#### WORK TO COMPLETE:
Rewrite the lines of each of the following entries as a numbered list, skipping any blank lines. Leave the pictures out of your answer.

BEGIN MATERIALS PROVIDED

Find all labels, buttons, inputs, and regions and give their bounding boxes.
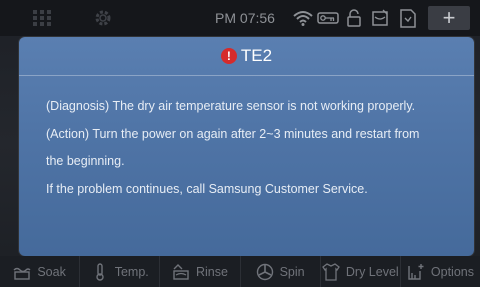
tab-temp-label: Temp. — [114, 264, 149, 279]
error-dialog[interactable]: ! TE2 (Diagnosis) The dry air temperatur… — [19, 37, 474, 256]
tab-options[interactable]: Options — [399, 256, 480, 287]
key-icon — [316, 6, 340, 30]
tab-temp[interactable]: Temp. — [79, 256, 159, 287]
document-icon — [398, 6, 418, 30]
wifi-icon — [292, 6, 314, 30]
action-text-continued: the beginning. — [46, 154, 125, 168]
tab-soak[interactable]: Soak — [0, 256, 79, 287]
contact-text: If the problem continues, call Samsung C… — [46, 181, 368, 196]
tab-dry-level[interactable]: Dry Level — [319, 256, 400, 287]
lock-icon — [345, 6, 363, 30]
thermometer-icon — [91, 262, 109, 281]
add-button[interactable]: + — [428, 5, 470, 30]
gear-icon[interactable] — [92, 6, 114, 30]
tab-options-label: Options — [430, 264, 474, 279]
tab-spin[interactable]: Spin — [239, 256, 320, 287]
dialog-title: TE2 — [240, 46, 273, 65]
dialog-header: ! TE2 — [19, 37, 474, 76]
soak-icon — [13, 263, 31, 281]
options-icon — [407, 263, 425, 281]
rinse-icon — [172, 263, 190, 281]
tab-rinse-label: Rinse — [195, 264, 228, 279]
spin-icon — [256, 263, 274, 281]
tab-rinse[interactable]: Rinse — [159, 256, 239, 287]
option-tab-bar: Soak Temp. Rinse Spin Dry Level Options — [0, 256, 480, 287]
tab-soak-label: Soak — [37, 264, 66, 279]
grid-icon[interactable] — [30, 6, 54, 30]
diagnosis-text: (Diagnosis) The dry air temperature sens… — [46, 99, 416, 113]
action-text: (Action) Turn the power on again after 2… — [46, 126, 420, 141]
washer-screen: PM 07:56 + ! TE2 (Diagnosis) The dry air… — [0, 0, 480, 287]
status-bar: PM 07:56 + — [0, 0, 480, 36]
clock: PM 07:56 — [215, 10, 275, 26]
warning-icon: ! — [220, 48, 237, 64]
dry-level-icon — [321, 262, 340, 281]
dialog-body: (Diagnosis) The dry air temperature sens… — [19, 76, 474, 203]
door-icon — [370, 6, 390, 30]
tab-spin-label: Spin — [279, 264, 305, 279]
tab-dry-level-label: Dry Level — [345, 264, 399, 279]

END MATERIALS PROVIDED

#### THE RESPONSE:
1. Find all labels, buttons, inputs, and regions and give their bounding boxes.
2. tab-temp-label: Temp. — [114, 264, 149, 279]
3. error-dialog[interactable]: ! TE2 (Diagnosis) The dry air temperatur… — [19, 37, 474, 256]
4. tab-options[interactable]: Options — [399, 256, 480, 287]
5. key-icon — [316, 6, 340, 30]
6. tab-temp[interactable]: Temp. — [79, 256, 159, 287]
7. document-icon — [398, 6, 418, 30]
8. wifi-icon — [292, 6, 314, 30]
9. action-text-continued: the beginning. — [46, 154, 125, 168]
10. tab-soak[interactable]: Soak — [0, 256, 79, 287]
11. contact-text: If the problem continues, call Samsung C… — [46, 181, 368, 196]
12. tab-dry-level[interactable]: Dry Level — [319, 256, 400, 287]
13. lock-icon — [345, 6, 363, 30]
14. thermometer-icon — [91, 262, 109, 281]
15. add-button[interactable]: + — [428, 5, 470, 30]
16. gear-icon[interactable] — [92, 6, 114, 30]
17. tab-options-label: Options — [430, 264, 474, 279]
18. tab-spin[interactable]: Spin — [239, 256, 320, 287]
19. dialog-title: TE2 — [240, 46, 273, 65]
20. dialog-header: ! TE2 — [19, 37, 474, 76]
21. soak-icon — [13, 263, 31, 281]
22. options-icon — [407, 263, 425, 281]
23. rinse-icon — [172, 263, 190, 281]
24. tab-rinse-label: Rinse — [195, 264, 228, 279]
25. spin-icon — [256, 263, 274, 281]
26. tab-rinse[interactable]: Rinse — [159, 256, 239, 287]
27. option-tab-bar: Soak Temp. Rinse Spin Dry Level Options — [0, 256, 480, 287]
28. tab-soak-label: Soak — [37, 264, 66, 279]
29. grid-icon[interactable] — [30, 6, 54, 30]
30. diagnosis-text: (Diagnosis) The dry air temperature sens… — [46, 99, 416, 113]
31. action-text: (Action) Turn the power on again after 2… — [46, 126, 420, 141]
32. washer-screen: PM 07:56 + ! TE2 (Diagnosis) The dry air… — [0, 0, 480, 287]
33. status-bar: PM 07:56 + — [0, 0, 480, 36]
34. clock: PM 07:56 — [215, 10, 275, 26]
35. warning-icon: ! — [220, 48, 237, 64]
36. dry-level-icon — [321, 262, 340, 281]
37. dialog-body: (Diagnosis) The dry air temperature sens… — [19, 76, 474, 203]
38. door-icon — [370, 6, 390, 30]
39. tab-spin-label: Spin — [279, 264, 305, 279]
40. tab-dry-level-label: Dry Level — [345, 264, 399, 279]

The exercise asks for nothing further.